• **WHAT IS EXPECTED**
Every line of the data that contains the string "Mooi" must be copied.

• **DATA PROVIDED**
^^^^

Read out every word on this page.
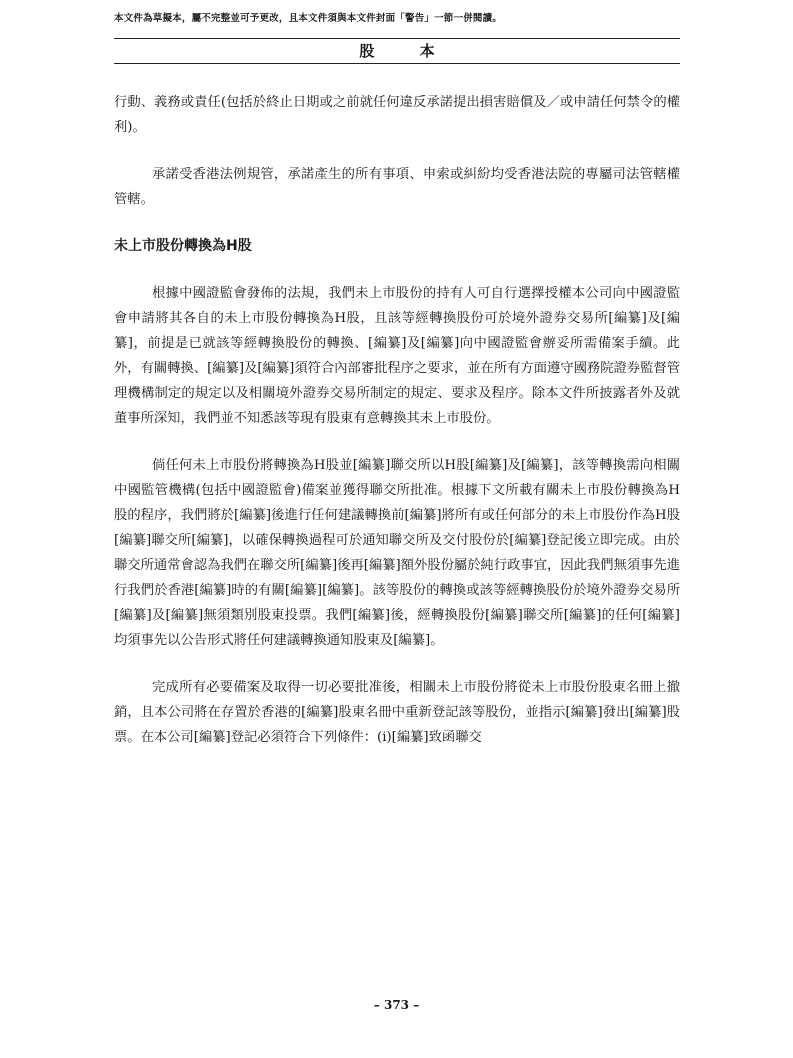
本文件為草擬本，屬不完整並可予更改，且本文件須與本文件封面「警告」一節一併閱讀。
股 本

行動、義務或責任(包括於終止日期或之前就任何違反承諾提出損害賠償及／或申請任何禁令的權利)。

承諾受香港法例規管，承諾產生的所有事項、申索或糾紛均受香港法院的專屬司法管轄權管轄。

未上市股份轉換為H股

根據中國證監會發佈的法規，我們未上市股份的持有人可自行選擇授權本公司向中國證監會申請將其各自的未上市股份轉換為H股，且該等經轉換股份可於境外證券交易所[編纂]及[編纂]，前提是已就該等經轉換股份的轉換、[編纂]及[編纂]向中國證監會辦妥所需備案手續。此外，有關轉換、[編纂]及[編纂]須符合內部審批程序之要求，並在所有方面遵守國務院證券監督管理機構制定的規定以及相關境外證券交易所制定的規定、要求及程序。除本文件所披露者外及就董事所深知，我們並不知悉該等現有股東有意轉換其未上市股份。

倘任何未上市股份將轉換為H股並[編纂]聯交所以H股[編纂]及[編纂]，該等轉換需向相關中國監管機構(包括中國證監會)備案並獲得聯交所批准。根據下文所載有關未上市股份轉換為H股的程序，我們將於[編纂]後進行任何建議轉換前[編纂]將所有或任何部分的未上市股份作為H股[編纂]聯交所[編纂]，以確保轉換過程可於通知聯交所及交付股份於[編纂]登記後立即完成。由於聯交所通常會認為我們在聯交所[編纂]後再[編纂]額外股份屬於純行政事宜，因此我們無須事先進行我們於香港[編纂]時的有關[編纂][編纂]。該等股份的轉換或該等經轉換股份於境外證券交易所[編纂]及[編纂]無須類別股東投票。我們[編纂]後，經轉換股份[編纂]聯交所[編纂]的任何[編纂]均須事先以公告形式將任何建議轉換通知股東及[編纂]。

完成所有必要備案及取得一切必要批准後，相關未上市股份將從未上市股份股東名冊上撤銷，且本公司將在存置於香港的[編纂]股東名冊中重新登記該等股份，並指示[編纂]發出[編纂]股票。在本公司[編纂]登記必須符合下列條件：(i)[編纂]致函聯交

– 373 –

^^^^

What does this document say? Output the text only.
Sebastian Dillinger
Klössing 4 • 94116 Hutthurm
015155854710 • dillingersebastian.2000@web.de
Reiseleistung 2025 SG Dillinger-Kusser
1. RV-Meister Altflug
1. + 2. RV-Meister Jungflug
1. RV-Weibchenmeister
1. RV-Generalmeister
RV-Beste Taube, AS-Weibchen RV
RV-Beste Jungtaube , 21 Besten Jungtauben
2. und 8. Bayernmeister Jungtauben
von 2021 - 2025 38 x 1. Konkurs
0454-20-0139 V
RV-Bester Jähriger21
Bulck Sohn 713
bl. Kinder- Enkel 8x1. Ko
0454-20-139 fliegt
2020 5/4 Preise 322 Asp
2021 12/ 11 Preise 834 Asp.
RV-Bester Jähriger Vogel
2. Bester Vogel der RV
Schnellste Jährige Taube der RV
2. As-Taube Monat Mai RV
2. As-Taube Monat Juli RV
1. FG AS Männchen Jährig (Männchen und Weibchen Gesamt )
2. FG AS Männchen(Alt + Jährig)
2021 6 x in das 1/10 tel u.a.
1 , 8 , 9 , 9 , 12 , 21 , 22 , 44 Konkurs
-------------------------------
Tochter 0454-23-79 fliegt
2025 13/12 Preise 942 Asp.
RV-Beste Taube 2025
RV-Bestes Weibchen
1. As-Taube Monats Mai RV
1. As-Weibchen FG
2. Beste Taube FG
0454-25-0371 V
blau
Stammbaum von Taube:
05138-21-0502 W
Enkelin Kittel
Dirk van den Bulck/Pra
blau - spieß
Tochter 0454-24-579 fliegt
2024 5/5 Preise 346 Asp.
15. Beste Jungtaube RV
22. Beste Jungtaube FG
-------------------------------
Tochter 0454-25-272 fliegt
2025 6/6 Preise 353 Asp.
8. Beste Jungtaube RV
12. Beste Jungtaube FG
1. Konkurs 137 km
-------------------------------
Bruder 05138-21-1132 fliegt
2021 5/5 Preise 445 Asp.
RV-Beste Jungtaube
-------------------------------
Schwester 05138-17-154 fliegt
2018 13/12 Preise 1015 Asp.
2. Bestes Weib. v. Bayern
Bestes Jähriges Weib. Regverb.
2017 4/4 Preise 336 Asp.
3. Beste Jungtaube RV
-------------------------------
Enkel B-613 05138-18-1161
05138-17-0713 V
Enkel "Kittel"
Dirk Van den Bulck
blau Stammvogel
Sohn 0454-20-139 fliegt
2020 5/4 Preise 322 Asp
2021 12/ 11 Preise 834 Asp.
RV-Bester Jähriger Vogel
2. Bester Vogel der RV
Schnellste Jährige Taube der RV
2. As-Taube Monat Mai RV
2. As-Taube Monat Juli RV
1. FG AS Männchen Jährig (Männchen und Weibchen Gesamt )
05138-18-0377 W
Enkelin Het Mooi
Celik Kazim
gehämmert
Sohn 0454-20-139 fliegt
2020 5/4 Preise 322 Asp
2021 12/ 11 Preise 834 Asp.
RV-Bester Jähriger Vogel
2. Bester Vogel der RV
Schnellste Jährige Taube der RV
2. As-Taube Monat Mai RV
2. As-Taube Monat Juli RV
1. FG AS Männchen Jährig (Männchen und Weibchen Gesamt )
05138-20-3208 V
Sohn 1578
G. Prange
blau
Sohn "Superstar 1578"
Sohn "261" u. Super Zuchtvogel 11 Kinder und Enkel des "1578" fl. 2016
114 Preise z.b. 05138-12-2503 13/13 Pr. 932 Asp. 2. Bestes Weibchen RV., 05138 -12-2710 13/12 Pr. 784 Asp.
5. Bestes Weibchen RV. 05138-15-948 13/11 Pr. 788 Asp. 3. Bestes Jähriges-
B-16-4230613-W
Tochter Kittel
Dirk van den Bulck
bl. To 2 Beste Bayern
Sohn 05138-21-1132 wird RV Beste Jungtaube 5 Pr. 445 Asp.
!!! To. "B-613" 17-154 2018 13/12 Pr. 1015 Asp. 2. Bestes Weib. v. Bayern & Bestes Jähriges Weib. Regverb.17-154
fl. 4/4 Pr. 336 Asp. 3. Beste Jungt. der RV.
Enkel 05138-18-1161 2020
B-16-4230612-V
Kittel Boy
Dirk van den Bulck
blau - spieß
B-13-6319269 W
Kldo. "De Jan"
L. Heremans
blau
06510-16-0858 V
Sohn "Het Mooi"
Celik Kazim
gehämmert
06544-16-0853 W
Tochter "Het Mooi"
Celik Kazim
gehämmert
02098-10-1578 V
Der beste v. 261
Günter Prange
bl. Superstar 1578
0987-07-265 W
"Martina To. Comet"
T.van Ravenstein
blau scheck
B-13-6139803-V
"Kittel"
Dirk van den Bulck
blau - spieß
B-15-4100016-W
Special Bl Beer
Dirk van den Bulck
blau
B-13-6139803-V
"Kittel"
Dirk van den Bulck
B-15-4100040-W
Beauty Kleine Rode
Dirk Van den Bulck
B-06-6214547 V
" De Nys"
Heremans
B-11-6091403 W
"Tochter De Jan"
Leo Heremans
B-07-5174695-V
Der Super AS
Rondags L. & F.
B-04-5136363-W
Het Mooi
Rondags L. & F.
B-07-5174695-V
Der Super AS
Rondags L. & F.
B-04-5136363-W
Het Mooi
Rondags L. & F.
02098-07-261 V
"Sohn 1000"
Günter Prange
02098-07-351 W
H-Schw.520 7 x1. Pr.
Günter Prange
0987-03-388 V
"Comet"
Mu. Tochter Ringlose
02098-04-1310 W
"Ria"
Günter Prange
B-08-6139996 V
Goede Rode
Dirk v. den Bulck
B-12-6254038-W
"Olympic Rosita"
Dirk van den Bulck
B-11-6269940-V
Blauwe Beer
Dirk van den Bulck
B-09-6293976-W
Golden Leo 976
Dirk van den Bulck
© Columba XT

^^^^

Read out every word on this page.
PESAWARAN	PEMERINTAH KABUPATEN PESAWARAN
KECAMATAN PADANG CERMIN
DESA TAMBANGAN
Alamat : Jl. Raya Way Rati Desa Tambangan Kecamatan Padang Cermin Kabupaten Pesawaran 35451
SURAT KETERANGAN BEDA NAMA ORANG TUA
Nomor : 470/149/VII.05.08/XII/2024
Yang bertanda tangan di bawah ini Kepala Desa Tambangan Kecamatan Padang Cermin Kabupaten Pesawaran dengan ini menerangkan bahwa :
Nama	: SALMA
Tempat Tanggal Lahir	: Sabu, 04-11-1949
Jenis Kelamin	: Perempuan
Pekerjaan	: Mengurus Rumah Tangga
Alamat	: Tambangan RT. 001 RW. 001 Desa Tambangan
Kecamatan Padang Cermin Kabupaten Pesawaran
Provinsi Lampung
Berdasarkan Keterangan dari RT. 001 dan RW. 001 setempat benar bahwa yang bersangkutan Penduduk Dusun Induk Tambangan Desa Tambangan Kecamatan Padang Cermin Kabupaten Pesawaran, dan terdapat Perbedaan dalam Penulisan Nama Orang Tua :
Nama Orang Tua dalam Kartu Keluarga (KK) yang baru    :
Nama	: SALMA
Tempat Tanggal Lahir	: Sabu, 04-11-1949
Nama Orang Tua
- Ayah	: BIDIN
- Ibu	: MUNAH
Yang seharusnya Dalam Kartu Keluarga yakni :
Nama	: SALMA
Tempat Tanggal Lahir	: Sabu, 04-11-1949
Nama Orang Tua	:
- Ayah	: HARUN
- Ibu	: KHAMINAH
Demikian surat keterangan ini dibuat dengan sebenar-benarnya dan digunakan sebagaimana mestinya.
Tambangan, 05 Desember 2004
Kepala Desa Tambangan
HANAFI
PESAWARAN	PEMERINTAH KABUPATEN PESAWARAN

^^^^

• **FULL ANSWER**
Enkelin Het Mooi
Sohn "Het Mooi"
Tochter "Het Mooi"
Het Mooi
Het Mooi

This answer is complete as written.